Directive - Filter for the word "year" and keep each matching line.
=-=-=-=-=
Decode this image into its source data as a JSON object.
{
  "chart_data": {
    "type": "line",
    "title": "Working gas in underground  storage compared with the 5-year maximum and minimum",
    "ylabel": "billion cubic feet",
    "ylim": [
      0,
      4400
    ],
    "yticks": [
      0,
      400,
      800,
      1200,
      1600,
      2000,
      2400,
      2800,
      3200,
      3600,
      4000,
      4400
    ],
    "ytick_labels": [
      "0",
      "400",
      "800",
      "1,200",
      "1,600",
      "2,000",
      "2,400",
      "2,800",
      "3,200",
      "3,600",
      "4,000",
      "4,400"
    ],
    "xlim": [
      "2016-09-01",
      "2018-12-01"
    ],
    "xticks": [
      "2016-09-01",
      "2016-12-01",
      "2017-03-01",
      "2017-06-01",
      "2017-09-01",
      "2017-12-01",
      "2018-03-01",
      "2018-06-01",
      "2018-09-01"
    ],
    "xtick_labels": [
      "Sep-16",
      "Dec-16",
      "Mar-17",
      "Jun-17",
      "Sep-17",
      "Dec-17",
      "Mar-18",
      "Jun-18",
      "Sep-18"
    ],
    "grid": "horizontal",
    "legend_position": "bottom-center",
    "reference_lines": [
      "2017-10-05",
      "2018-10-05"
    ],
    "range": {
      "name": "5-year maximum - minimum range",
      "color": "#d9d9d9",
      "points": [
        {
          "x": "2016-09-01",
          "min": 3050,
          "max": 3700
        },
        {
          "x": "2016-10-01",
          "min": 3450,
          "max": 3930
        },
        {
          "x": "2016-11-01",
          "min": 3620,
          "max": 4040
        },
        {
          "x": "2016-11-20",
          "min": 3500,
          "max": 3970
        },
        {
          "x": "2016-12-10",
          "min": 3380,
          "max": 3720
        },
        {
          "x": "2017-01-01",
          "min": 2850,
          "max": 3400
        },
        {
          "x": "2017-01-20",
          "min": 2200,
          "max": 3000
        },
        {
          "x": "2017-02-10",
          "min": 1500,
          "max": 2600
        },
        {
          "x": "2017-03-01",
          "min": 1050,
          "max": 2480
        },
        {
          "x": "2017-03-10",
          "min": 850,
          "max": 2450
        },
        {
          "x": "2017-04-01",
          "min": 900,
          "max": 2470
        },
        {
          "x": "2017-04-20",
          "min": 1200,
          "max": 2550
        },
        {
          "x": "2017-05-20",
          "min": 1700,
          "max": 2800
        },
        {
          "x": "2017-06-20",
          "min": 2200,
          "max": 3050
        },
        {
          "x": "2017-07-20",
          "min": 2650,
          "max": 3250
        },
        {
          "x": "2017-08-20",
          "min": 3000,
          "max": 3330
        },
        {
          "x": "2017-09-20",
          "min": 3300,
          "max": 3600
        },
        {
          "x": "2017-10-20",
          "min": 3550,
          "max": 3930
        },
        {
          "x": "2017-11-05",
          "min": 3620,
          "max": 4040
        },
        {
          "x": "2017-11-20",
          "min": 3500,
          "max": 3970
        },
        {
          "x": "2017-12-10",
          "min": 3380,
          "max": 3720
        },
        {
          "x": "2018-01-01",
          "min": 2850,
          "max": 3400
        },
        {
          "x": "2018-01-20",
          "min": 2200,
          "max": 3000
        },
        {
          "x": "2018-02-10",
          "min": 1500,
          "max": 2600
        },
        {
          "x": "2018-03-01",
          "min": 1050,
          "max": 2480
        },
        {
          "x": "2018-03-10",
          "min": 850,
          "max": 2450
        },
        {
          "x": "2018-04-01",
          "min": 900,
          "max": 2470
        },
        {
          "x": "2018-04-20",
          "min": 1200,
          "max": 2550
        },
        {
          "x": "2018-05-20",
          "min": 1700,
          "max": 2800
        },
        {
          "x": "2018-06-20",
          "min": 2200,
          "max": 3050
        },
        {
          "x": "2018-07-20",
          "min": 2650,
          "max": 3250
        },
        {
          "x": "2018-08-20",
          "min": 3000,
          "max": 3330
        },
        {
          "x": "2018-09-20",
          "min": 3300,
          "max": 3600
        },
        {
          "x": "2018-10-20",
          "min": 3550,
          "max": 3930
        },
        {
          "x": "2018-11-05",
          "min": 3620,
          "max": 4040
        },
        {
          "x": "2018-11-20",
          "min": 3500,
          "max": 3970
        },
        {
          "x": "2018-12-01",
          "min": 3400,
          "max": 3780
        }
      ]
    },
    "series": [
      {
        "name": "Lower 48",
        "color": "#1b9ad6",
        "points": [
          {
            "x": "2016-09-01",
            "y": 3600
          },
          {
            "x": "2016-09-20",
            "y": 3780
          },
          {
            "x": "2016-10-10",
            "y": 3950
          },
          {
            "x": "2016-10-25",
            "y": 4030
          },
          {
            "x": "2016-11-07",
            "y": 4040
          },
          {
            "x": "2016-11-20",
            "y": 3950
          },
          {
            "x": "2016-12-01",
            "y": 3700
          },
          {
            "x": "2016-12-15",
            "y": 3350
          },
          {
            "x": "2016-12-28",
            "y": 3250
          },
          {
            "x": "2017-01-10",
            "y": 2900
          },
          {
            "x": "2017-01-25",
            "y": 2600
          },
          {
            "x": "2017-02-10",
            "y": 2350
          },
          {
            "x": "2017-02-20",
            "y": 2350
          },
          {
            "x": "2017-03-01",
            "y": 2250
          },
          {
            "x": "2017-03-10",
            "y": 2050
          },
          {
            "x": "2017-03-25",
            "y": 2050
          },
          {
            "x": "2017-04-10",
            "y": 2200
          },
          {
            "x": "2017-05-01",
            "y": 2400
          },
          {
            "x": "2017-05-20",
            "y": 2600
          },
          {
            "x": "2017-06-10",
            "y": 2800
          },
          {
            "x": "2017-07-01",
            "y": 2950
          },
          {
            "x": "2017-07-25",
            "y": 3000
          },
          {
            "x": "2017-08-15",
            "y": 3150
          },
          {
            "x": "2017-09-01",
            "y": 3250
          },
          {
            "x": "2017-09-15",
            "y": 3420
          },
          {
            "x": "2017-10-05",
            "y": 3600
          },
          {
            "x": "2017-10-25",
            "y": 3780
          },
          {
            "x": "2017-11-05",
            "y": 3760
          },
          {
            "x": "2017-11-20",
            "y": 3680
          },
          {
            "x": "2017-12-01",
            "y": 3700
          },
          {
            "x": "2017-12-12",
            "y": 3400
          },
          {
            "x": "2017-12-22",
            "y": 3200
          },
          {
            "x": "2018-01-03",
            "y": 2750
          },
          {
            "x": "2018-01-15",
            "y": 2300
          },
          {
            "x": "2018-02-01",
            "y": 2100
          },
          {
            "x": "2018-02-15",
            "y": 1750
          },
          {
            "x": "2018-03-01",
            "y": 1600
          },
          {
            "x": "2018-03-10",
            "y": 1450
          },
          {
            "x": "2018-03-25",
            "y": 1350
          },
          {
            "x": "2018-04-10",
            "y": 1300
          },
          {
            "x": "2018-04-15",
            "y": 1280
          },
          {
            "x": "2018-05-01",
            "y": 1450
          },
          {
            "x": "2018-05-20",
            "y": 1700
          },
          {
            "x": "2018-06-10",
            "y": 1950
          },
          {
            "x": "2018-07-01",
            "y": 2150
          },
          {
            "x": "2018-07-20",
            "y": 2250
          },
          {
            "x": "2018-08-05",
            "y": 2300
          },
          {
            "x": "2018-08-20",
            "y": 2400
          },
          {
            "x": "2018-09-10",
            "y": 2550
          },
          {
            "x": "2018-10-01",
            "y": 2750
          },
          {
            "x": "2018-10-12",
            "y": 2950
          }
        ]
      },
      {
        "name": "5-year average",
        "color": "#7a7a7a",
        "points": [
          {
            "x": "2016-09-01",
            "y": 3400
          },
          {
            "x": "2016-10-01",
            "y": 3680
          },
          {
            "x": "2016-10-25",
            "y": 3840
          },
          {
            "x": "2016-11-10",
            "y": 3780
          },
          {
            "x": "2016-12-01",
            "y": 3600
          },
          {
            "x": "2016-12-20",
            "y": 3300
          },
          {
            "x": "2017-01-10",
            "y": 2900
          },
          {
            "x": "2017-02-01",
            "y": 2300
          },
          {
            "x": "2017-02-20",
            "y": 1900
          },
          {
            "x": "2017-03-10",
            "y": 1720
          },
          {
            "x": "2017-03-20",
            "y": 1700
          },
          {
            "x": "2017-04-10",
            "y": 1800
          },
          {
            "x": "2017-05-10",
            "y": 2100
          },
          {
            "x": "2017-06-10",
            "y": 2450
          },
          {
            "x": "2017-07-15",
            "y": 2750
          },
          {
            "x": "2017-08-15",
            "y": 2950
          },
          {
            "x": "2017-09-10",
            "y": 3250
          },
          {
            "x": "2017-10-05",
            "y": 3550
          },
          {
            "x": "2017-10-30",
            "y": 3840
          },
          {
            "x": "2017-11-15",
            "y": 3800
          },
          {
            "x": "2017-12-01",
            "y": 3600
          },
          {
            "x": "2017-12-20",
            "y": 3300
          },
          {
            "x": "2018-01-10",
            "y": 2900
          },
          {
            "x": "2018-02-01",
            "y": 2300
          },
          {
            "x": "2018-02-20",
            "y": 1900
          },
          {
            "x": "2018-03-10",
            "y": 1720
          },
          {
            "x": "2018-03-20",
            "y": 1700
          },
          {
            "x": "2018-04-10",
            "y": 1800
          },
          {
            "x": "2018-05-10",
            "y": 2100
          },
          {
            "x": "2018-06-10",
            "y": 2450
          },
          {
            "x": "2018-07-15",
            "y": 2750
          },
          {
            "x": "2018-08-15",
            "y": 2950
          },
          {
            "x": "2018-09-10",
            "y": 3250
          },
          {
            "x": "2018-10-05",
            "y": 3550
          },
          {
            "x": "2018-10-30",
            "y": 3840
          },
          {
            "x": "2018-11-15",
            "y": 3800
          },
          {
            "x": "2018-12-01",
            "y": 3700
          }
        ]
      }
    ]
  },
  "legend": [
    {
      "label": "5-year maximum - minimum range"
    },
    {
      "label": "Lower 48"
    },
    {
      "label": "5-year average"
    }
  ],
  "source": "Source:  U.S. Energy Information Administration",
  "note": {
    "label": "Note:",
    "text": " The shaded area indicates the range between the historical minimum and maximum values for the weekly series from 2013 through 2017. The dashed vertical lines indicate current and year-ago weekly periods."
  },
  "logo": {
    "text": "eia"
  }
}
=-=-=-=-=
Solved exercise -
    "title": "Working gas in underground  storage compared with the 5-year maximum and minimum",
      "name": "5-year maximum - minimum range",
        "name": "5-year average",
      "label": "5-year maximum - minimum range"
      "label": "5-year average"
    "text": " The shaded area indicates the range between the historical minimum and maximum values for the weekly series from 2013 through 2017. The dashed vertical lines indicate current and year-ago weekly periods."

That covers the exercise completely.